Excerpt from a dataset
○ ○ ○ ○

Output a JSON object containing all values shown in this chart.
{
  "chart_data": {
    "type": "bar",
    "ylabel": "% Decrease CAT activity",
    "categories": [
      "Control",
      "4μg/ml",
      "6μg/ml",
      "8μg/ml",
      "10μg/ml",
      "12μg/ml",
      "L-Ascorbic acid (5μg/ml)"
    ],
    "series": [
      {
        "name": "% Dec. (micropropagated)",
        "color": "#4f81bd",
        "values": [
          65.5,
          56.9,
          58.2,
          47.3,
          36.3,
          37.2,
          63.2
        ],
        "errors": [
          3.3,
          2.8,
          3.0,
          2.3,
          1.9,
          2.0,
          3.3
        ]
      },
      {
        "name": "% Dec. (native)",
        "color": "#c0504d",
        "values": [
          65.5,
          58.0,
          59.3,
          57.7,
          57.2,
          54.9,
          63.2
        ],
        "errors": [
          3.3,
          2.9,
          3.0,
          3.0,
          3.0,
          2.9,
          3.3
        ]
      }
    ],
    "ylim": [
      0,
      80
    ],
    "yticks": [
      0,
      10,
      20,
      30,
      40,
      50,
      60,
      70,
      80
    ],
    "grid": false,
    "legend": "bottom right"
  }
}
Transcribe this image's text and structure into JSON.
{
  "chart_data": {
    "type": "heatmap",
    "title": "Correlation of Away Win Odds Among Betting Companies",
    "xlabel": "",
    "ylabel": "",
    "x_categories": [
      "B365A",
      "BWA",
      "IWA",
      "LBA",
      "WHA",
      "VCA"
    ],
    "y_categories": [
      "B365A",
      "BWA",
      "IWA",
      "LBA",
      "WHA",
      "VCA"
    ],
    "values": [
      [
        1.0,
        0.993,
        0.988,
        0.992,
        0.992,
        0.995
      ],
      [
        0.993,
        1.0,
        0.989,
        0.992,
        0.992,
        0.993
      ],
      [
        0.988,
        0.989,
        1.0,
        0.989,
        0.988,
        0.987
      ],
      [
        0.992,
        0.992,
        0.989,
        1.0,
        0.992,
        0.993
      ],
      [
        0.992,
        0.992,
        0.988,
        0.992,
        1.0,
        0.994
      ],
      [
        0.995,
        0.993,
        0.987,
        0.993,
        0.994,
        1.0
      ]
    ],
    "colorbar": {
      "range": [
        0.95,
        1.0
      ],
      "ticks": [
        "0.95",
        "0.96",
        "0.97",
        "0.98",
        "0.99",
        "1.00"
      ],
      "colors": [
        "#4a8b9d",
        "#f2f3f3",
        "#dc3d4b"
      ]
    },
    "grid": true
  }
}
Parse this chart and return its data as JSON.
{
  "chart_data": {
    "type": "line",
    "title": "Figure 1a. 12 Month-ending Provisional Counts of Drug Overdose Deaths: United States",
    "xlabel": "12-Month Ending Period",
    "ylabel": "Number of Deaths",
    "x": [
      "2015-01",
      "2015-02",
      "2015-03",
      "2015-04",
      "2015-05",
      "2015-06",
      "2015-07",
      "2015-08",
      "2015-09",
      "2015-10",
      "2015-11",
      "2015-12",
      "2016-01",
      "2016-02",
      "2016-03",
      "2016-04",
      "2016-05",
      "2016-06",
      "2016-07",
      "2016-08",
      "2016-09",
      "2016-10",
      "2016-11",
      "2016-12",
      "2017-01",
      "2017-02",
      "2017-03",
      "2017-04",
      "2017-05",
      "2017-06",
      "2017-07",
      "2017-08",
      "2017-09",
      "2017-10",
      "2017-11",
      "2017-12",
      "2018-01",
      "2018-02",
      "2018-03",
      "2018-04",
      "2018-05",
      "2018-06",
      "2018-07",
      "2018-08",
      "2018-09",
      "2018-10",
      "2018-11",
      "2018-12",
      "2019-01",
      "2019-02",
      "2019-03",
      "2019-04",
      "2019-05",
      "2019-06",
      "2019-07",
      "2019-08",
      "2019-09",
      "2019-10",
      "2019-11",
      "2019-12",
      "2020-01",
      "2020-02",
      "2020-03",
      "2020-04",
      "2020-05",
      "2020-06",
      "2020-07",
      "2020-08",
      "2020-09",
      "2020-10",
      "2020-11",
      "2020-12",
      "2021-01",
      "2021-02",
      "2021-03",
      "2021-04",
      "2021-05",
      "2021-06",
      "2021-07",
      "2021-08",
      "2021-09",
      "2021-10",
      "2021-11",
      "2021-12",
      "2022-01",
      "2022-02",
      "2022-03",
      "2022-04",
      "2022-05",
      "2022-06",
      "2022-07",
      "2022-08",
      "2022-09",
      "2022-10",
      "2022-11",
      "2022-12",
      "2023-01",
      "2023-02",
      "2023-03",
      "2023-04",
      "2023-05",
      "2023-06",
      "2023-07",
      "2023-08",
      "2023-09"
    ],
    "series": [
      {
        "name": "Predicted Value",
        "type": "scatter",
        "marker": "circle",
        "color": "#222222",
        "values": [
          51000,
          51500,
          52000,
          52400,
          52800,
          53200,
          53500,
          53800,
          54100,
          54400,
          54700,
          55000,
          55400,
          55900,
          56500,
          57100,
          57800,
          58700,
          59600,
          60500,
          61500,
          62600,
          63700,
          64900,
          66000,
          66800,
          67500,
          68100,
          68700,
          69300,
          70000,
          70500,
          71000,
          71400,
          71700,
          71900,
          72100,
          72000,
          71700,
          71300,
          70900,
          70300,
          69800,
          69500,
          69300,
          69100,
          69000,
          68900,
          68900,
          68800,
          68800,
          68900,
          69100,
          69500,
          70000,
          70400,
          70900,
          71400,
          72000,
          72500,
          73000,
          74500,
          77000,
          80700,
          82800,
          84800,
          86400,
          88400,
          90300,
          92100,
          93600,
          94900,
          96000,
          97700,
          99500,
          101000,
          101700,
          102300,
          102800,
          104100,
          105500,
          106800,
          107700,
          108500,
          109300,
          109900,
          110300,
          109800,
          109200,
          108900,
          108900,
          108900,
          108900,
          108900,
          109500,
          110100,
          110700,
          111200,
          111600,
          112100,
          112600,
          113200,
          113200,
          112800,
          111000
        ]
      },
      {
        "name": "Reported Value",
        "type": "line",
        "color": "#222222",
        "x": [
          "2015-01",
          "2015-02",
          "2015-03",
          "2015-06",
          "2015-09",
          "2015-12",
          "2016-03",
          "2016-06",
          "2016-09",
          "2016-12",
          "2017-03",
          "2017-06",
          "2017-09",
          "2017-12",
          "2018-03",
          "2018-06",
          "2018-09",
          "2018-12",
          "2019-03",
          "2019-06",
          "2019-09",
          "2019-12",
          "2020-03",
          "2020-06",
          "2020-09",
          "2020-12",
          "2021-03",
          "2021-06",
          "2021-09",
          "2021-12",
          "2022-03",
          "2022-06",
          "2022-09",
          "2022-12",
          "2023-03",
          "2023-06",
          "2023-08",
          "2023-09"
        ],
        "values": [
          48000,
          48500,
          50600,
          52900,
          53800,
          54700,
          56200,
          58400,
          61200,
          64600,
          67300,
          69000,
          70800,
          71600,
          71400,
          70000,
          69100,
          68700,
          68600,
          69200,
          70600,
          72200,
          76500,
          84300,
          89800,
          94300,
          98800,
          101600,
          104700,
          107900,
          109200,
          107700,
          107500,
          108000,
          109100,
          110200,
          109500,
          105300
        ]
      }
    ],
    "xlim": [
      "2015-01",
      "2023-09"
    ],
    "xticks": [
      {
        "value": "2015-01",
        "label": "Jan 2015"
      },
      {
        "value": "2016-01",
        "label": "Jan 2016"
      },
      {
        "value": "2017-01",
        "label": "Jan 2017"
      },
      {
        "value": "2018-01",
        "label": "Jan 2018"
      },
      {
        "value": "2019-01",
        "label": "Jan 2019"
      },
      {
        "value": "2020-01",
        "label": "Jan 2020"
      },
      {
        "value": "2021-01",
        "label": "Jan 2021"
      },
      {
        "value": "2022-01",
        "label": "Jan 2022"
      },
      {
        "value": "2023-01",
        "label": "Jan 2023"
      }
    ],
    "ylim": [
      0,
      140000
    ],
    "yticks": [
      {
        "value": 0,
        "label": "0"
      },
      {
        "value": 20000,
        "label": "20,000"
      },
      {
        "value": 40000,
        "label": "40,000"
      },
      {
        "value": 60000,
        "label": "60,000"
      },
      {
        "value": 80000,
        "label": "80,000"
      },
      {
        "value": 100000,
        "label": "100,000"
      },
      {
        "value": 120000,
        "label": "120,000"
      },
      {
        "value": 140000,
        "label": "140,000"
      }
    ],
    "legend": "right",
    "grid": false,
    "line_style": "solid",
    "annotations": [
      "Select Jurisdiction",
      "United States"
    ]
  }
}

○ ○ ○ ○

In the data above, count the lines where the word "title" appears; reply with the number only.

2